### Aim
List each line of the data that holds the word "Parse".

----------

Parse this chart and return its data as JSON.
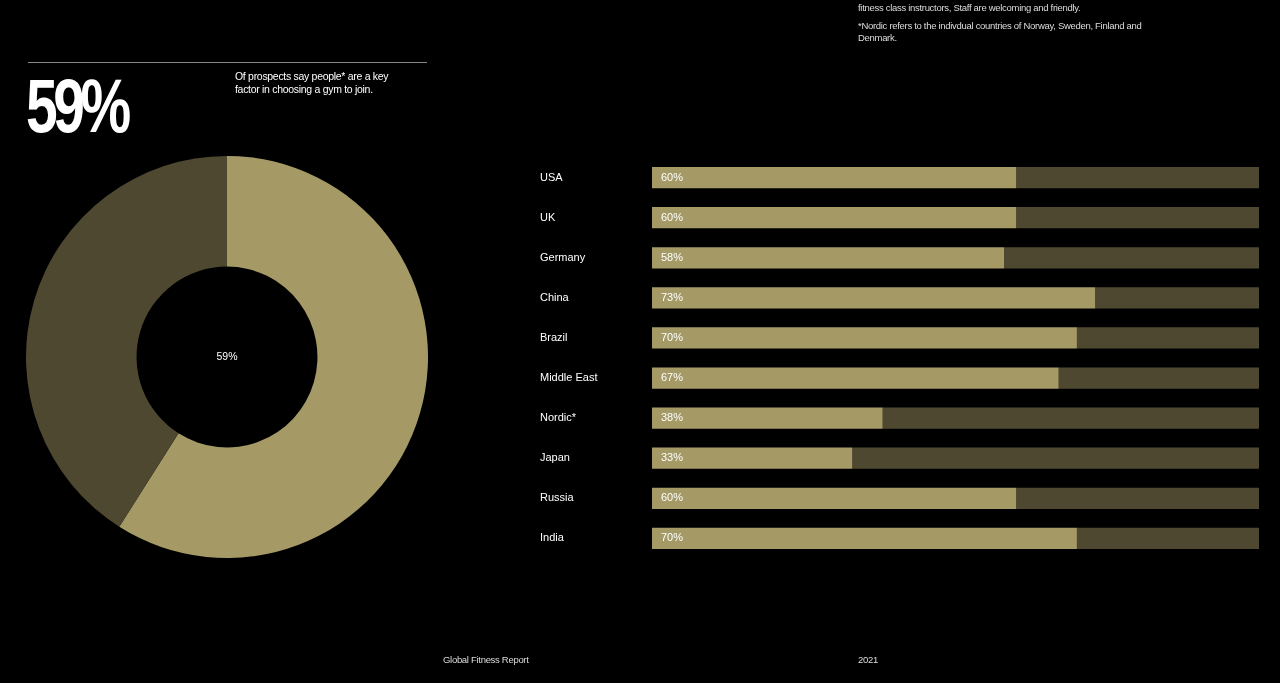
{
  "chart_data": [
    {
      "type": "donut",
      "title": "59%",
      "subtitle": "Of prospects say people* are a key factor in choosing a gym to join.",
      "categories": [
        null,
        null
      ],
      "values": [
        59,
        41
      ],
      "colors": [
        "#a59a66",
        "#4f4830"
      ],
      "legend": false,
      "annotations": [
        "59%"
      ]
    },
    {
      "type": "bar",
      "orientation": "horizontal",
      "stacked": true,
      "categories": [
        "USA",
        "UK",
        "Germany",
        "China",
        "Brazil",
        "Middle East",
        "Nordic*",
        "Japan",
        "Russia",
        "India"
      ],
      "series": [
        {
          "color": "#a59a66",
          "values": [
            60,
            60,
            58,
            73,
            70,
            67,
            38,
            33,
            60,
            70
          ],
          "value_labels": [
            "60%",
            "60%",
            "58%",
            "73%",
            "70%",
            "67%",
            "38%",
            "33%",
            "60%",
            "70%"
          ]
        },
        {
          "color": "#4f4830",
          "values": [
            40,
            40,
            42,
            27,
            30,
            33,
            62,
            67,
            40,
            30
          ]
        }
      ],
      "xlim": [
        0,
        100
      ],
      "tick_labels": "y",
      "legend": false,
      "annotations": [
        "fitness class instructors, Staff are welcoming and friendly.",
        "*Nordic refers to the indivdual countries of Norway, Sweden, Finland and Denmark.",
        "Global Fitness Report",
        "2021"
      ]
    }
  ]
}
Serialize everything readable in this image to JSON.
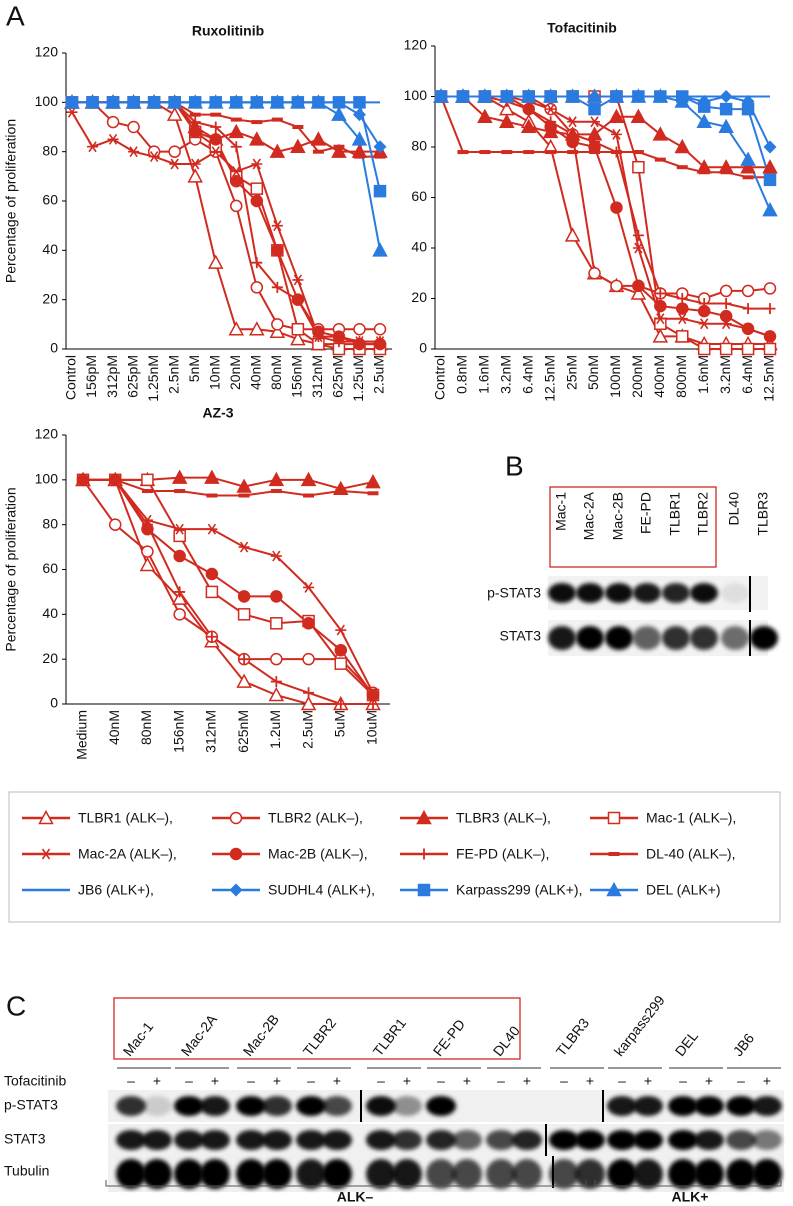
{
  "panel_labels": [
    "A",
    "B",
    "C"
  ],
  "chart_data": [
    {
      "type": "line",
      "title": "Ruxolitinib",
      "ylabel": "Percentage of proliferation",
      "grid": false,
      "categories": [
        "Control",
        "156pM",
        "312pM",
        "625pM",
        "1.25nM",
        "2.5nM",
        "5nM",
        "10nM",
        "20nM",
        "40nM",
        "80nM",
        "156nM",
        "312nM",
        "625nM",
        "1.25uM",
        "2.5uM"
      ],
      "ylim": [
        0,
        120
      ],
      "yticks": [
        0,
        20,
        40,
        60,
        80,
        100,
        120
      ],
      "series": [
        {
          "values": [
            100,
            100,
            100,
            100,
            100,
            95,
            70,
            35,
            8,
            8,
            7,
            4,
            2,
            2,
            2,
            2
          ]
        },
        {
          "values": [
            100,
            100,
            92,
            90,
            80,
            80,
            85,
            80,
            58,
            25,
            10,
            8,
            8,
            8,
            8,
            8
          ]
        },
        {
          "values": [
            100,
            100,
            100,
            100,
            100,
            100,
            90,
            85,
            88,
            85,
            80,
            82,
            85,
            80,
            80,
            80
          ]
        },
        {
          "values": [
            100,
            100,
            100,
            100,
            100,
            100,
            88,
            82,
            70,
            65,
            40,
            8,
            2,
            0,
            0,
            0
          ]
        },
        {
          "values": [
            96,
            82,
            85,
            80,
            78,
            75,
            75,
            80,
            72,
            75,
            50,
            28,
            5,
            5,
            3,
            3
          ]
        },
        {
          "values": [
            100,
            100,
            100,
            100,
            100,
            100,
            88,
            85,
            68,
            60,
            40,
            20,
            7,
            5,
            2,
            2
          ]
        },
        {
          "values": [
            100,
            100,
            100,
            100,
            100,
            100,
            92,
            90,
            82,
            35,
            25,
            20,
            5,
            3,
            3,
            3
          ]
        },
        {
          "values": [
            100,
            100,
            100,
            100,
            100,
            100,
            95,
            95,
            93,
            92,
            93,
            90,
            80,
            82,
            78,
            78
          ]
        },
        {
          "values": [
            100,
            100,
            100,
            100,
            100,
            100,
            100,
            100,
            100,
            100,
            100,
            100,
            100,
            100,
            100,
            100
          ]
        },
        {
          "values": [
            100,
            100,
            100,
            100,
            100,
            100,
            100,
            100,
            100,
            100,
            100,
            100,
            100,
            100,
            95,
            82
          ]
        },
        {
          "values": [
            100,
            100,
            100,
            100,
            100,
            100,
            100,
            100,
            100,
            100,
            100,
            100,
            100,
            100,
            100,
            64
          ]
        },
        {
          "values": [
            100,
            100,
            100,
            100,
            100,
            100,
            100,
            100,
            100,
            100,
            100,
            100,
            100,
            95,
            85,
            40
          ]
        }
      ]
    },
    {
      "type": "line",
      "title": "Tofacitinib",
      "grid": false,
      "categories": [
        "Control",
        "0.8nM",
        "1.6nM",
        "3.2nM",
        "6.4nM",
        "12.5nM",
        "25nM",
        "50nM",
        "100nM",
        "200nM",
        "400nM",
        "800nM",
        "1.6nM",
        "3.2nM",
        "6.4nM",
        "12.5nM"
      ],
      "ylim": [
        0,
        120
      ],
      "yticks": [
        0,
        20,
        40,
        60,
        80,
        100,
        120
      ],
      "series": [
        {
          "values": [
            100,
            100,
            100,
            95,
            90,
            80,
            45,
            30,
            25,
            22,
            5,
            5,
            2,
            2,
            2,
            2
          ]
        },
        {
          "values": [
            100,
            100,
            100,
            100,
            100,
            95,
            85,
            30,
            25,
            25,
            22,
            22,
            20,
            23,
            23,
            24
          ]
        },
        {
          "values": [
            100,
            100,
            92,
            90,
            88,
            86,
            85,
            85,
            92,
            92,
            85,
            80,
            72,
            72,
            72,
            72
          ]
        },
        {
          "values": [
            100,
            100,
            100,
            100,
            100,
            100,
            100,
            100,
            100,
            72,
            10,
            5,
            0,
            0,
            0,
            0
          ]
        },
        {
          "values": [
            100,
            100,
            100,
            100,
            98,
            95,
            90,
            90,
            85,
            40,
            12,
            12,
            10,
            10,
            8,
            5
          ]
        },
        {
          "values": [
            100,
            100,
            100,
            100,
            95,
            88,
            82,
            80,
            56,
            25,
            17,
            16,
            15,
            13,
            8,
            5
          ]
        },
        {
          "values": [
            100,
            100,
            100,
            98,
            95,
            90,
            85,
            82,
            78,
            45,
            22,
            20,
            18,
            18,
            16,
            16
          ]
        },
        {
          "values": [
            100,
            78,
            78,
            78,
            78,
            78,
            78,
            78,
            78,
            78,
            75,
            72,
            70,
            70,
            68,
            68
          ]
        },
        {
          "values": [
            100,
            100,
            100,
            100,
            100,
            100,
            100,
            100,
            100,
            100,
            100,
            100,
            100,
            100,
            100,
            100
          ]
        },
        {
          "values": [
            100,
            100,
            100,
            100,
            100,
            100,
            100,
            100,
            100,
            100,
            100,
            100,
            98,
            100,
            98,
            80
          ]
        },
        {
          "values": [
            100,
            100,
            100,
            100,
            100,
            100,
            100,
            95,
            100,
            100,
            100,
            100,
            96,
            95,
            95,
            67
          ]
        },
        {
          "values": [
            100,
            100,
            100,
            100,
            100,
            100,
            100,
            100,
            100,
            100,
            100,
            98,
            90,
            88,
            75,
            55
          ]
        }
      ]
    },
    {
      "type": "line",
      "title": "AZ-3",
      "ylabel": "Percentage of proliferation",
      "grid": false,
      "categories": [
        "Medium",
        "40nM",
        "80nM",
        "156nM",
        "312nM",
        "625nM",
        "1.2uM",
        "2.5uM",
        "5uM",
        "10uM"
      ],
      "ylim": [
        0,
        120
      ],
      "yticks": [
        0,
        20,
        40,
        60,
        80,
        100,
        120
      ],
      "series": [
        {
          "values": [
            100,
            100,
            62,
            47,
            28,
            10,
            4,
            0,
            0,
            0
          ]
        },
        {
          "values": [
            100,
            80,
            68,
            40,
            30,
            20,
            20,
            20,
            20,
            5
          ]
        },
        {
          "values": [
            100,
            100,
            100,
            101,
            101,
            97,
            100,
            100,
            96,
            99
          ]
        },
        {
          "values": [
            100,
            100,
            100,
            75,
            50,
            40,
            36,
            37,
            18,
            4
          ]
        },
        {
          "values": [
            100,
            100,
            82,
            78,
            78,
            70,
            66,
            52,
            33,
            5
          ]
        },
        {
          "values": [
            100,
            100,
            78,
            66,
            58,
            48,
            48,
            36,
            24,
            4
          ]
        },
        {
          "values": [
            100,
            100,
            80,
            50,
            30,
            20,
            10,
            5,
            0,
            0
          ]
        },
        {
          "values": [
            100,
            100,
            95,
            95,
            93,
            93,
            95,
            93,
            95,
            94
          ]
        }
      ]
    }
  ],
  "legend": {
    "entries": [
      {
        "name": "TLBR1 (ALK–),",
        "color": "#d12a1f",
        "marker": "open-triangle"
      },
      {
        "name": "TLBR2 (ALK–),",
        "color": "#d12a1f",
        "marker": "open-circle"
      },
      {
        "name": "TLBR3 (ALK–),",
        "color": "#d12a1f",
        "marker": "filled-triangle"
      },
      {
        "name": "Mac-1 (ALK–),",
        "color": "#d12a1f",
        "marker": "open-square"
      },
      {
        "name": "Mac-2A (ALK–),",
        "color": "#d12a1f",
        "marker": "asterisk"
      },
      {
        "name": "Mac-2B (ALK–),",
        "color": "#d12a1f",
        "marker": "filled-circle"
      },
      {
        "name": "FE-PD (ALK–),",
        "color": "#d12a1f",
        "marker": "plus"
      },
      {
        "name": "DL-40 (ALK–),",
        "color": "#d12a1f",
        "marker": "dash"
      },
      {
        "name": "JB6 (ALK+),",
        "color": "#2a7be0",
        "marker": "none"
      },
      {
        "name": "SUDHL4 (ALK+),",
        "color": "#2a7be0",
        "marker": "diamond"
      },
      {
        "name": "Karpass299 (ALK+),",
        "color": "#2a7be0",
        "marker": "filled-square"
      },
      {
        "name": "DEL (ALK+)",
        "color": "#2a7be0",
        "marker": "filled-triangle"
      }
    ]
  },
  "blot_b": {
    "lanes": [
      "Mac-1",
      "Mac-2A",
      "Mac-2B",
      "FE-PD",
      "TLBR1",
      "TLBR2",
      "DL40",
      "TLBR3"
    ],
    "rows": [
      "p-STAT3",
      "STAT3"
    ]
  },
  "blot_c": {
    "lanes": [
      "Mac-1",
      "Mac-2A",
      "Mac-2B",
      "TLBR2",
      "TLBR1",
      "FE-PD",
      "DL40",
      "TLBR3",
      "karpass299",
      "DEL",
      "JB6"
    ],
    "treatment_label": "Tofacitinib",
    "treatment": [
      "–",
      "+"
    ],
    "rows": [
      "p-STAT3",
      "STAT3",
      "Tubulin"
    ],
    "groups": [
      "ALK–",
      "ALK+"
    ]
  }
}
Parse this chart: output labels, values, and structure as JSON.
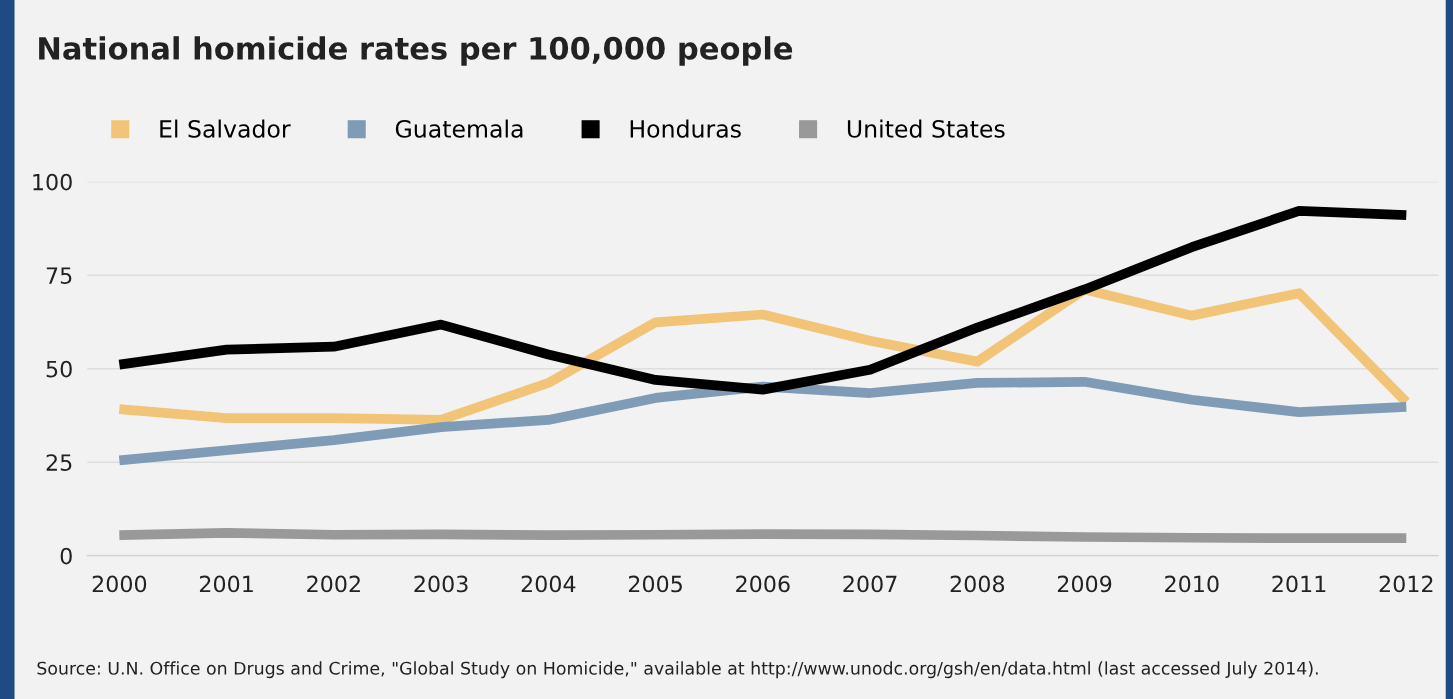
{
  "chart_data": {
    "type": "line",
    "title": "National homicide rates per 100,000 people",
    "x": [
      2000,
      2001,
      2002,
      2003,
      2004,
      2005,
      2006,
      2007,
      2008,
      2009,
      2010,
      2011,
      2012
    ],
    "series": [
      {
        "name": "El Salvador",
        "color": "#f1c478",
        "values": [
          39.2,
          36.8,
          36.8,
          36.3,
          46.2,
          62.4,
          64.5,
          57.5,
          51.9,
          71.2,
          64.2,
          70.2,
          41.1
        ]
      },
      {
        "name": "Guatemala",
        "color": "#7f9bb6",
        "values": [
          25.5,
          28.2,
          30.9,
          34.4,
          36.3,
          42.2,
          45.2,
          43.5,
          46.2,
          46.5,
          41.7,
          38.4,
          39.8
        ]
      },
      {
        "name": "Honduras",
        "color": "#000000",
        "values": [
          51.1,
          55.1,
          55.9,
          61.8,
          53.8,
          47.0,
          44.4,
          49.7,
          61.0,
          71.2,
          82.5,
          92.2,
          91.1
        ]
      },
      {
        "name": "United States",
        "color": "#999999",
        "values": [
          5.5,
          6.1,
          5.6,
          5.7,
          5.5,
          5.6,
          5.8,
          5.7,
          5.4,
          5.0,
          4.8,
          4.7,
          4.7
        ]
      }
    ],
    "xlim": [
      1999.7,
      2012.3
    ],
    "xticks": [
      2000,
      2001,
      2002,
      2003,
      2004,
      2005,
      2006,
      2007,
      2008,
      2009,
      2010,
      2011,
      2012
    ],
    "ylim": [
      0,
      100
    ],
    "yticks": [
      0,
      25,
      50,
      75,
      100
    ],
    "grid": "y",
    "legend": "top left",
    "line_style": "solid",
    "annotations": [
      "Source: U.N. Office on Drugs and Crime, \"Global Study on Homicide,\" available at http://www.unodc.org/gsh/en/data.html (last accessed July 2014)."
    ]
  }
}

----------

### Correct answer
Parse this chart and return its data as JSON.
Parse this chart: output labels, values, and structure as JSON.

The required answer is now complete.